Records from a dataset
━━━━━━━━━━━━━━━━
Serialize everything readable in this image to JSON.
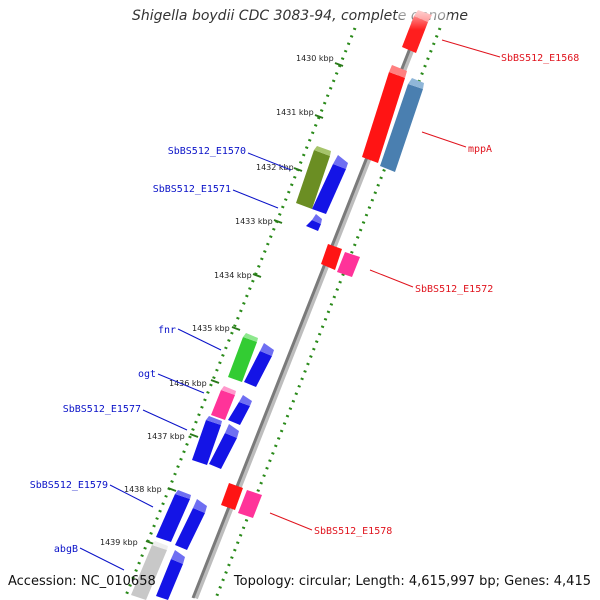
{
  "title": "Shigella boydii CDC 3083-94, complete genome",
  "footer": {
    "accession": "Accession: NC_010658",
    "summary": "Topology: circular; Length: 4,615,997 bp; Genes: 4,415"
  },
  "colors": {
    "left_label": "#0a12c8",
    "right_label": "#e0141e",
    "track_dots": "#2a8a1a",
    "backbone": "#808080"
  },
  "ticks": [
    {
      "kbp": 1430,
      "label": "1430 kbp"
    },
    {
      "kbp": 1431,
      "label": "1431 kbp"
    },
    {
      "kbp": 1432,
      "label": "1432 kbp"
    },
    {
      "kbp": 1433,
      "label": "1433 kbp"
    },
    {
      "kbp": 1434,
      "label": "1434 kbp"
    },
    {
      "kbp": 1435,
      "label": "1435 kbp"
    },
    {
      "kbp": 1436,
      "label": "1436 kbp"
    },
    {
      "kbp": 1437,
      "label": "1437 kbp"
    },
    {
      "kbp": 1438,
      "label": "1438 kbp"
    },
    {
      "kbp": 1439,
      "label": "1439 kbp"
    }
  ],
  "genes": {
    "right": [
      "SbBS512_E1568",
      "mppA",
      "SbBS512_E1572",
      "SbBS512_E1578"
    ],
    "left": [
      "SbBS512_E1570",
      "SbBS512_E1571",
      "fnr",
      "ogt",
      "SbBS512_E1577",
      "SbBS512_E1579",
      "abgB"
    ]
  },
  "features": [
    {
      "name": "SbBS512_E1568 (cds)",
      "color": "#ff2a2a"
    },
    {
      "name": "mppA (cds)",
      "color": "#ff1a1a"
    },
    {
      "name": "mppA (blast hit)",
      "color": "#4f86b8"
    },
    {
      "name": "SbBS512_E1570 (cds)",
      "color": "#6b8e23"
    },
    {
      "name": "SbBS512_E1570 (blast hit)",
      "color": "#1414e6"
    },
    {
      "name": "SbBS512_E1571 (cds)",
      "color": "#1414e6"
    },
    {
      "name": "SbBS512_E1572 (cds)",
      "color": "#ff1a1a"
    },
    {
      "name": "SbBS512_E1572 (blast hit)",
      "color": "#ff3399"
    },
    {
      "name": "fnr (cds)",
      "color": "#33cc33"
    },
    {
      "name": "fnr (blast hit)",
      "color": "#1414e6"
    },
    {
      "name": "ogt (cds)",
      "color": "#ff3399"
    },
    {
      "name": "ogt (blast hit)",
      "color": "#1414e6"
    },
    {
      "name": "SbBS512_E1577 (cds)",
      "color": "#1414e6"
    },
    {
      "name": "SbBS512_E1577 (blast hit)",
      "color": "#1414e6"
    },
    {
      "name": "SbBS512_E1578 (cds)",
      "color": "#ff1a1a"
    },
    {
      "name": "SbBS512_E1578 (blast hit)",
      "color": "#ff3399"
    },
    {
      "name": "SbBS512_E1579 (cds)",
      "color": "#1414e6"
    },
    {
      "name": "SbBS512_E1579 (blast hit)",
      "color": "#1414e6"
    },
    {
      "name": "abgB (cds)",
      "color": "#cccccc"
    },
    {
      "name": "abgB (blast hit)",
      "color": "#1414e6"
    }
  ]
}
━━━━━━━━━━━━━━━━
- **Directions**:
Return the entries verbatim, pictures excluded.

- **Exercise output**:
Serialize everything readable in this image to JSON.
{
  "title": "Shigella boydii CDC 3083-94, complete genome",
  "footer": {
    "accession": "Accession: NC_010658",
    "summary": "Topology: circular; Length: 4,615,997 bp; Genes: 4,415"
  },
  "colors": {
    "left_label": "#0a12c8",
    "right_label": "#e0141e",
    "track_dots": "#2a8a1a",
    "backbone": "#808080"
  },
  "ticks": [
    {
      "kbp": 1430,
      "label": "1430 kbp"
    },
    {
      "kbp": 1431,
      "label": "1431 kbp"
    },
    {
      "kbp": 1432,
      "label": "1432 kbp"
    },
    {
      "kbp": 1433,
      "label": "1433 kbp"
    },
    {
      "kbp": 1434,
      "label": "1434 kbp"
    },
    {
      "kbp": 1435,
      "label": "1435 kbp"
    },
    {
      "kbp": 1436,
      "label": "1436 kbp"
    },
    {
      "kbp": 1437,
      "label": "1437 kbp"
    },
    {
      "kbp": 1438,
      "label": "1438 kbp"
    },
    {
      "kbp": 1439,
      "label": "1439 kbp"
    }
  ],
  "genes": {
    "right": [
      "SbBS512_E1568",
      "mppA",
      "SbBS512_E1572",
      "SbBS512_E1578"
    ],
    "left": [
      "SbBS512_E1570",
      "SbBS512_E1571",
      "fnr",
      "ogt",
      "SbBS512_E1577",
      "SbBS512_E1579",
      "abgB"
    ]
  },
  "features": [
    {
      "name": "SbBS512_E1568 (cds)",
      "color": "#ff2a2a"
    },
    {
      "name": "mppA (cds)",
      "color": "#ff1a1a"
    },
    {
      "name": "mppA (blast hit)",
      "color": "#4f86b8"
    },
    {
      "name": "SbBS512_E1570 (cds)",
      "color": "#6b8e23"
    },
    {
      "name": "SbBS512_E1570 (blast hit)",
      "color": "#1414e6"
    },
    {
      "name": "SbBS512_E1571 (cds)",
      "color": "#1414e6"
    },
    {
      "name": "SbBS512_E1572 (cds)",
      "color": "#ff1a1a"
    },
    {
      "name": "SbBS512_E1572 (blast hit)",
      "color": "#ff3399"
    },
    {
      "name": "fnr (cds)",
      "color": "#33cc33"
    },
    {
      "name": "fnr (blast hit)",
      "color": "#1414e6"
    },
    {
      "name": "ogt (cds)",
      "color": "#ff3399"
    },
    {
      "name": "ogt (blast hit)",
      "color": "#1414e6"
    },
    {
      "name": "SbBS512_E1577 (cds)",
      "color": "#1414e6"
    },
    {
      "name": "SbBS512_E1577 (blast hit)",
      "color": "#1414e6"
    },
    {
      "name": "SbBS512_E1578 (cds)",
      "color": "#ff1a1a"
    },
    {
      "name": "SbBS512_E1578 (blast hit)",
      "color": "#ff3399"
    },
    {
      "name": "SbBS512_E1579 (cds)",
      "color": "#1414e6"
    },
    {
      "name": "SbBS512_E1579 (blast hit)",
      "color": "#1414e6"
    },
    {
      "name": "abgB (cds)",
      "color": "#cccccc"
    },
    {
      "name": "abgB (blast hit)",
      "color": "#1414e6"
    }
  ]
}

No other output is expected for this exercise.